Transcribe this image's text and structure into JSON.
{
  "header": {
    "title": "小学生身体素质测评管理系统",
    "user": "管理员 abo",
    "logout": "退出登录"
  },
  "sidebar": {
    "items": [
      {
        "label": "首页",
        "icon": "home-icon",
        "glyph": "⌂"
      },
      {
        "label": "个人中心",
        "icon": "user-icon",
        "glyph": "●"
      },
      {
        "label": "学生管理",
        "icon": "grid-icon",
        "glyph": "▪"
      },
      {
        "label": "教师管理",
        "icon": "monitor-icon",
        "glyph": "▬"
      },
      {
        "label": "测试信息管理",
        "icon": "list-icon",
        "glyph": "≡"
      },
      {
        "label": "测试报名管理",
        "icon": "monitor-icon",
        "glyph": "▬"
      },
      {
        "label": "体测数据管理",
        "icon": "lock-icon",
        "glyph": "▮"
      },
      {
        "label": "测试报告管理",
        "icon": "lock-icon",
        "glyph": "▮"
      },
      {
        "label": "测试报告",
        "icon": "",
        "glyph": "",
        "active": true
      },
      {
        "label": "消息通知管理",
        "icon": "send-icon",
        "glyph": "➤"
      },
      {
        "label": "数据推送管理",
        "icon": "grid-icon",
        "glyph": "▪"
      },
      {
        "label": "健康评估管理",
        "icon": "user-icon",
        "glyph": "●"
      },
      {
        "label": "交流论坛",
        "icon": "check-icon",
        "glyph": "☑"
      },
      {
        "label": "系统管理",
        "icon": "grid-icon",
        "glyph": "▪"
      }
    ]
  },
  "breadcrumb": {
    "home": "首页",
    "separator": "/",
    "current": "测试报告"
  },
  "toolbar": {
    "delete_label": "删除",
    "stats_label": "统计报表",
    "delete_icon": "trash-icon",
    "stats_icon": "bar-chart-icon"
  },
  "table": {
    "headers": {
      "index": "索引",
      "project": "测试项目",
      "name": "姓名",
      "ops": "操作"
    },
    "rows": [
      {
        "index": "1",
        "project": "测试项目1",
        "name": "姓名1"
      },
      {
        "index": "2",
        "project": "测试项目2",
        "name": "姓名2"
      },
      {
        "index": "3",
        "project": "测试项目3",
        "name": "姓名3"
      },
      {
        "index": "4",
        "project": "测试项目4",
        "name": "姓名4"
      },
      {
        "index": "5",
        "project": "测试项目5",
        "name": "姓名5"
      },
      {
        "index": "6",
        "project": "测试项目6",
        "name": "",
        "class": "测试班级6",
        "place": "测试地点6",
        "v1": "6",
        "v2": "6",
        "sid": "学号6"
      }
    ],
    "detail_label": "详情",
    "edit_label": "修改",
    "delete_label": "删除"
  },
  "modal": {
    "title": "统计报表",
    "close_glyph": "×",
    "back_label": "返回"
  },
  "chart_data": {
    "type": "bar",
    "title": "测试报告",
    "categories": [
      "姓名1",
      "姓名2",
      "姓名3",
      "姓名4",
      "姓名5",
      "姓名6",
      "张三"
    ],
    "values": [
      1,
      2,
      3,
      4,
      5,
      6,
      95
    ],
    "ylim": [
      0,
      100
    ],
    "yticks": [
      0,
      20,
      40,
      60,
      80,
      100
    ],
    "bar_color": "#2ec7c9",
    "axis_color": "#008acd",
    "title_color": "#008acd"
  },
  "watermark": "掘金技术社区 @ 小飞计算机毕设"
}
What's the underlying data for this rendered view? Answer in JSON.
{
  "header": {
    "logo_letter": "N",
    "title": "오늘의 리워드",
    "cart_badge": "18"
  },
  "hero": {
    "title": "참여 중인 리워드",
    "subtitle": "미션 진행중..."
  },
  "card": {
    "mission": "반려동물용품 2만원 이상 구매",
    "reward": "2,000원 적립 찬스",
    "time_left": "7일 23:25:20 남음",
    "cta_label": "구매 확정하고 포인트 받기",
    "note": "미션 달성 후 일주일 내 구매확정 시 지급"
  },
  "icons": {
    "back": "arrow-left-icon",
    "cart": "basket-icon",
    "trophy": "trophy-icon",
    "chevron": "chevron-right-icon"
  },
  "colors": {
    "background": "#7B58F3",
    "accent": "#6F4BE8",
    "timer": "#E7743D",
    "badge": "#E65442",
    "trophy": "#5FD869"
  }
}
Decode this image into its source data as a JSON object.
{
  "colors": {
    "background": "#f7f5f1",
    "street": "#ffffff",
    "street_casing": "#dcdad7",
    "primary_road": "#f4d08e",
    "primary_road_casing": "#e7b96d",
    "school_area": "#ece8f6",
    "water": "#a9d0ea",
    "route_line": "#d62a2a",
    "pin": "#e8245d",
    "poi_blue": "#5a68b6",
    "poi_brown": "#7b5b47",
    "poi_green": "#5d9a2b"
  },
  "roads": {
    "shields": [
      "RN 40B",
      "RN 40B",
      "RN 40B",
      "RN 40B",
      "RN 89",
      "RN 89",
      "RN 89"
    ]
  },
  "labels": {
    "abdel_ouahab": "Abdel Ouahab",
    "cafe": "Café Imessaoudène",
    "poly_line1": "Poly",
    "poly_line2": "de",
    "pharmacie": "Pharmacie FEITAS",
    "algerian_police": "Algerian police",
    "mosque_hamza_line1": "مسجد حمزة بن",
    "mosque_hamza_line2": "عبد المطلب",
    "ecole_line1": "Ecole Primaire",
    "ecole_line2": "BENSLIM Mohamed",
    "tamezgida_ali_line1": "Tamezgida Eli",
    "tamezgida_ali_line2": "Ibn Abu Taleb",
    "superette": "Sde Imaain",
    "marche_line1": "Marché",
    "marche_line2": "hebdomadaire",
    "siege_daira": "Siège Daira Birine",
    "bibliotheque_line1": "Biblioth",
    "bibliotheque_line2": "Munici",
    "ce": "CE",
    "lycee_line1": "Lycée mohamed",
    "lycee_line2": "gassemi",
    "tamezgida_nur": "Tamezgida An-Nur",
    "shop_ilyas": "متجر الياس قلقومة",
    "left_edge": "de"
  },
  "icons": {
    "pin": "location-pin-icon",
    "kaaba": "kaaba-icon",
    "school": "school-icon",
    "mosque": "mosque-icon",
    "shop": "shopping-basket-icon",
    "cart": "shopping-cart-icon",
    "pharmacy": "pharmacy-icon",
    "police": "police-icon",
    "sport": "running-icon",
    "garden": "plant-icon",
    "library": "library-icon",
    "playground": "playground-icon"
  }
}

——

## EXERCISE AIM
Please set down the whole listing above without altering a single line.

## THE RESULT
Transcribe this image's text and structure into JSON.
{
  "header": {
    "title": "小学生身体素质测评管理系统",
    "user": "管理员 abo",
    "logout": "退出登录"
  },
  "sidebar": {
    "items": [
      {
        "label": "首页",
        "icon": "home-icon",
        "glyph": "⌂"
      },
      {
        "label": "个人中心",
        "icon": "user-icon",
        "glyph": "●"
      },
      {
        "label": "学生管理",
        "icon": "grid-icon",
        "glyph": "▪"
      },
      {
        "label": "教师管理",
        "icon": "monitor-icon",
        "glyph": "▬"
      },
      {
        "label": "测试信息管理",
        "icon": "list-icon",
        "glyph": "≡"
      },
      {
        "label": "测试报名管理",
        "icon": "monitor-icon",
        "glyph": "▬"
      },
      {
        "label": "体测数据管理",
        "icon": "lock-icon",
        "glyph": "▮"
      },
      {
        "label": "测试报告管理",
        "icon": "lock-icon",
        "glyph": "▮"
      },
      {
        "label": "测试报告",
        "icon": "",
        "glyph": "",
        "active": true
      },
      {
        "label": "消息通知管理",
        "icon": "send-icon",
        "glyph": "➤"
      },
      {
        "label": "数据推送管理",
        "icon": "grid-icon",
        "glyph": "▪"
      },
      {
        "label": "健康评估管理",
        "icon": "user-icon",
        "glyph": "●"
      },
      {
        "label": "交流论坛",
        "icon": "check-icon",
        "glyph": "☑"
      },
      {
        "label": "系统管理",
        "icon": "grid-icon",
        "glyph": "▪"
      }
    ]
  },
  "breadcrumb": {
    "home": "首页",
    "separator": "/",
    "current": "测试报告"
  },
  "toolbar": {
    "delete_label": "删除",
    "stats_label": "统计报表",
    "delete_icon": "trash-icon",
    "stats_icon": "bar-chart-icon"
  },
  "table": {
    "headers": {
      "index": "索引",
      "project": "测试项目",
      "name": "姓名",
      "ops": "操作"
    },
    "rows": [
      {
        "index": "1",
        "project": "测试项目1",
        "name": "姓名1"
      },
      {
        "index": "2",
        "project": "测试项目2",
        "name": "姓名2"
      },
      {
        "index": "3",
        "project": "测试项目3",
        "name": "姓名3"
      },
      {
        "index": "4",
        "project": "测试项目4",
        "name": "姓名4"
      },
      {
        "index": "5",
        "project": "测试项目5",
        "name": "姓名5"
      },
      {
        "index": "6",
        "project": "测试项目6",
        "name": "",
        "class": "测试班级6",
        "place": "测试地点6",
        "v1": "6",
        "v2": "6",
        "sid": "学号6"
      }
    ],
    "detail_label": "详情",
    "edit_label": "修改",
    "delete_label": "删除"
  },
  "modal": {
    "title": "统计报表",
    "close_glyph": "×",
    "back_label": "返回"
  },
  "chart_data": {
    "type": "bar",
    "title": "测试报告",
    "categories": [
      "姓名1",
      "姓名2",
      "姓名3",
      "姓名4",
      "姓名5",
      "姓名6",
      "张三"
    ],
    "values": [
      1,
      2,
      3,
      4,
      5,
      6,
      95
    ],
    "ylim": [
      0,
      100
    ],
    "yticks": [
      0,
      20,
      40,
      60,
      80,
      100
    ],
    "bar_color": "#2ec7c9",
    "axis_color": "#008acd",
    "title_color": "#008acd"
  },
  "watermark": "掘金技术社区 @ 小飞计算机毕设"
}
What's the underlying data for this rendered view? Answer in JSON.
{
  "header": {
    "logo_letter": "N",
    "title": "오늘의 리워드",
    "cart_badge": "18"
  },
  "hero": {
    "title": "참여 중인 리워드",
    "subtitle": "미션 진행중..."
  },
  "card": {
    "mission": "반려동물용품 2만원 이상 구매",
    "reward": "2,000원 적립 찬스",
    "time_left": "7일 23:25:20 남음",
    "cta_label": "구매 확정하고 포인트 받기",
    "note": "미션 달성 후 일주일 내 구매확정 시 지급"
  },
  "icons": {
    "back": "arrow-left-icon",
    "cart": "basket-icon",
    "trophy": "trophy-icon",
    "chevron": "chevron-right-icon"
  },
  "colors": {
    "background": "#7B58F3",
    "accent": "#6F4BE8",
    "timer": "#E7743D",
    "badge": "#E65442",
    "trophy": "#5FD869"
  }
}
Decode this image into its source data as a JSON object.
{
  "colors": {
    "background": "#f7f5f1",
    "street": "#ffffff",
    "street_casing": "#dcdad7",
    "primary_road": "#f4d08e",
    "primary_road_casing": "#e7b96d",
    "school_area": "#ece8f6",
    "water": "#a9d0ea",
    "route_line": "#d62a2a",
    "pin": "#e8245d",
    "poi_blue": "#5a68b6",
    "poi_brown": "#7b5b47",
    "poi_green": "#5d9a2b"
  },
  "roads": {
    "shields": [
      "RN 40B",
      "RN 40B",
      "RN 40B",
      "RN 40B",
      "RN 89",
      "RN 89",
      "RN 89"
    ]
  },
  "labels": {
    "abdel_ouahab": "Abdel Ouahab",
    "cafe": "Café Imessaoudène",
    "poly_line1": "Poly",
    "poly_line2": "de",
    "pharmacie": "Pharmacie FEITAS",
    "algerian_police": "Algerian police",
    "mosque_hamza_line1": "مسجد حمزة بن",
    "mosque_hamza_line2": "عبد المطلب",
    "ecole_line1": "Ecole Primaire",
    "ecole_line2": "BENSLIM Mohamed",
    "tamezgida_ali_line1": "Tamezgida Eli",
    "tamezgida_ali_line2": "Ibn Abu Taleb",
    "superette": "Sde Imaain",
    "marche_line1": "Marché",
    "marche_line2": "hebdomadaire",
    "siege_daira": "Siège Daira Birine",
    "bibliotheque_line1": "Biblioth",
    "bibliotheque_line2": "Munici",
    "ce": "CE",
    "lycee_line1": "Lycée mohamed",
    "lycee_line2": "gassemi",
    "tamezgida_nur": "Tamezgida An-Nur",
    "shop_ilyas": "متجر الياس قلقومة",
    "left_edge": "de"
  },
  "icons": {
    "pin": "location-pin-icon",
    "kaaba": "kaaba-icon",
    "school": "school-icon",
    "mosque": "mosque-icon",
    "shop": "shopping-basket-icon",
    "cart": "shopping-cart-icon",
    "pharmacy": "pharmacy-icon",
    "police": "police-icon",
    "sport": "running-icon",
    "garden": "plant-icon",
    "library": "library-icon",
    "playground": "playground-icon"
  }
}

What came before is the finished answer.